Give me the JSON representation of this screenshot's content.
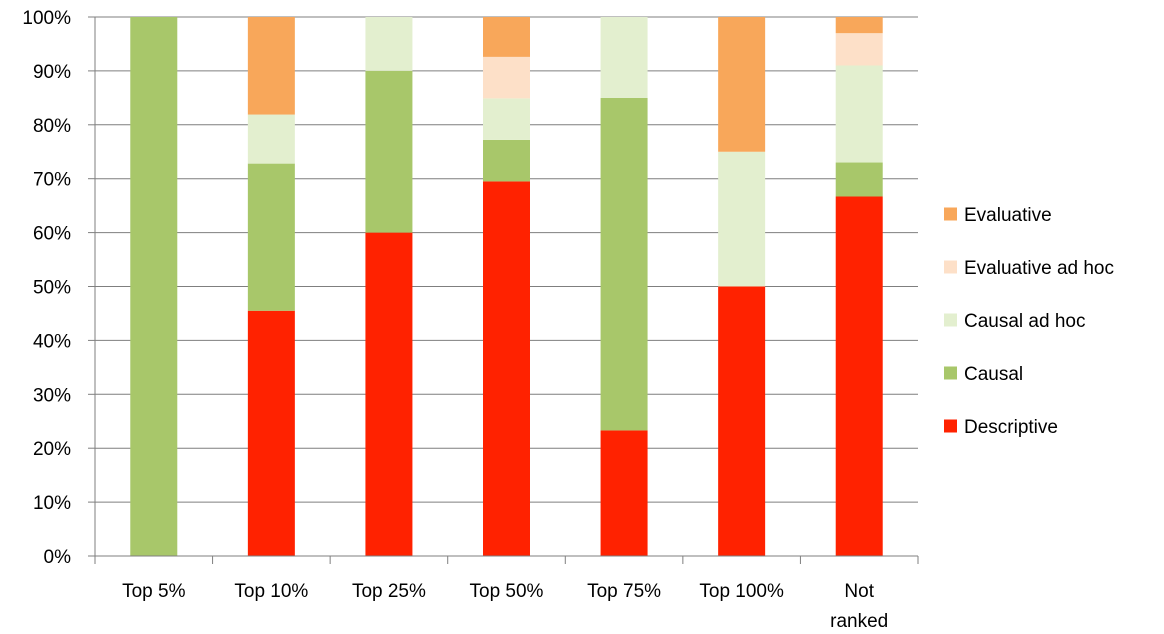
{
  "chart_data": {
    "type": "bar",
    "stacked": true,
    "categories": [
      "Top 5%",
      "Top 10%",
      "Top 25%",
      "Top 50%",
      "Top 75%",
      "Top 100%",
      "Not ranked"
    ],
    "series": [
      {
        "name": "Descriptive",
        "color": "#ff2200",
        "values": [
          0,
          45.5,
          60,
          69.5,
          23.3,
          50,
          66.7
        ]
      },
      {
        "name": "Causal",
        "color": "#a8c76a",
        "values": [
          100,
          27.3,
          30,
          7.7,
          61.7,
          0,
          6.3
        ]
      },
      {
        "name": "Causal ad hoc",
        "color": "#e3efcf",
        "values": [
          0,
          9.1,
          10,
          7.7,
          15,
          25,
          18
        ]
      },
      {
        "name": "Evaluative ad hoc",
        "color": "#fde0c8",
        "values": [
          0,
          0,
          0,
          7.7,
          0,
          0,
          6
        ]
      },
      {
        "name": "Evaluative",
        "color": "#f8a75a",
        "values": [
          0,
          18.1,
          0,
          7.4,
          0,
          25,
          3
        ]
      }
    ],
    "ylim": [
      0,
      100
    ],
    "y_ticks": [
      "0%",
      "10%",
      "20%",
      "30%",
      "40%",
      "50%",
      "60%",
      "70%",
      "80%",
      "90%",
      "100%"
    ],
    "legend_order": [
      "Evaluative",
      "Evaluative ad hoc",
      "Causal ad hoc",
      "Causal",
      "Descriptive"
    ],
    "legend_position": "right",
    "grid": true,
    "title": "",
    "xlabel": "",
    "ylabel": ""
  }
}
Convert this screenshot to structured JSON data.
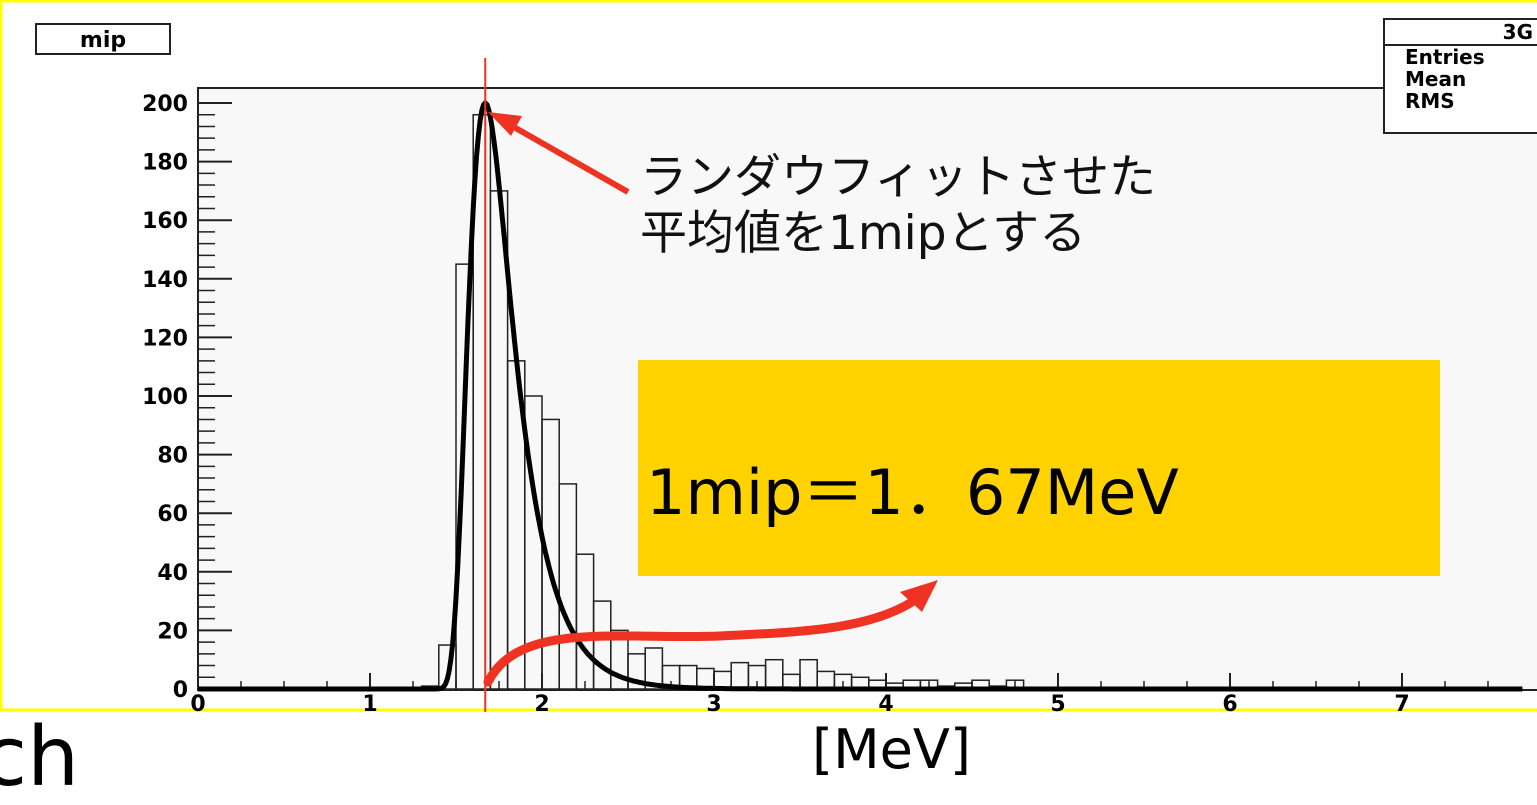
{
  "chart_data": {
    "type": "histogram",
    "title": "mip",
    "xlim": [
      0,
      7.7
    ],
    "ylim": [
      0,
      205
    ],
    "x_ticks": [
      "0",
      "1",
      "2",
      "3",
      "4",
      "5",
      "6",
      "7"
    ],
    "y_ticks": [
      "0",
      "20",
      "40",
      "60",
      "80",
      "100",
      "120",
      "140",
      "160",
      "180",
      "200"
    ],
    "bin_width": 0.1,
    "bins_x0": [
      1.3,
      1.4,
      1.5,
      1.6,
      1.7,
      1.8,
      1.9,
      2.0,
      2.1,
      2.2,
      2.3,
      2.4,
      2.5,
      2.6,
      2.7,
      2.8,
      2.9,
      3.0,
      3.1,
      3.2,
      3.3,
      3.4,
      3.5,
      3.6,
      3.7,
      3.8,
      3.9,
      4.0,
      4.1,
      4.2,
      4.3,
      4.4,
      4.5,
      4.6,
      4.7,
      4.8
    ],
    "bins_y": [
      1,
      15,
      145,
      196,
      170,
      112,
      100,
      92,
      70,
      46,
      30,
      20,
      12,
      14,
      8,
      8,
      7,
      6,
      9,
      8,
      10,
      5,
      10,
      6,
      5,
      4,
      3,
      2,
      3,
      3,
      1,
      2,
      3,
      1,
      3,
      0
    ],
    "fit_curve_name": "Landau fit",
    "peak_marker_x": 1.67,
    "stats_box": {
      "title": "3G",
      "labels": [
        "Entries",
        "Mean",
        "RMS"
      ]
    }
  },
  "annotations": {
    "landau_note_line1": "ランダウフィットさせた",
    "landau_note_line2": "平均値を1mipとする",
    "result": "1mip＝1．67MeV"
  },
  "x_unit_label": "[MeV]",
  "edge_text": "ch",
  "colors": {
    "frame_border": "#ffff00",
    "plot_bg": "#f8f8f8",
    "highlight": "#f8c69a",
    "result_box": "#ffd200",
    "arrow": "#ee3322",
    "marker_line": "#ee3322"
  }
}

________________________________________

_Your instructions_:
Read the entries and show each line that mentions "JSON".

_Reply_:
Give me the JSON representation of this screenshot's content.
Convert this screenshot to structured JSON data.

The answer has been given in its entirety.